- Prompt
Extract each line containing the string "Filled".

- Input

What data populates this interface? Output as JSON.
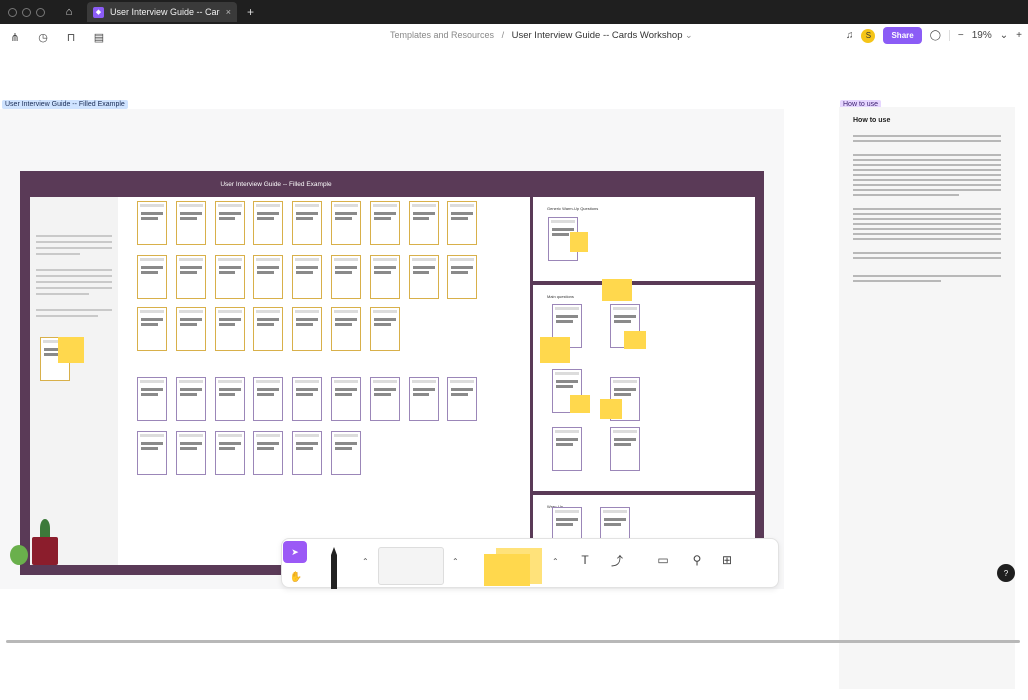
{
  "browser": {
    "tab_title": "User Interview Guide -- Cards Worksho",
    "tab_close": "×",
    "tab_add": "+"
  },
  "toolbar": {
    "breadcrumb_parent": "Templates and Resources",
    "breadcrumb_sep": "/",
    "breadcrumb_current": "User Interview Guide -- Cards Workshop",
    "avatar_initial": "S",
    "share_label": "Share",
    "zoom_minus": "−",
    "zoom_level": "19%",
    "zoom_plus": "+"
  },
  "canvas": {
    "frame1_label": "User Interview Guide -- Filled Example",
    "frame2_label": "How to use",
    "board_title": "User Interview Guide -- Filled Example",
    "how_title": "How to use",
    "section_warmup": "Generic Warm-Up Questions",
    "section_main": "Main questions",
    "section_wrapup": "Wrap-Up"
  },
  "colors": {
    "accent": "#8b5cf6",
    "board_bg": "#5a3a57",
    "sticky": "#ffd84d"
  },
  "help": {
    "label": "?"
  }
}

- Task solution
    "frame1_label": "User Interview Guide -- Filled Example",
    "board_title": "User Interview Guide -- Filled Example",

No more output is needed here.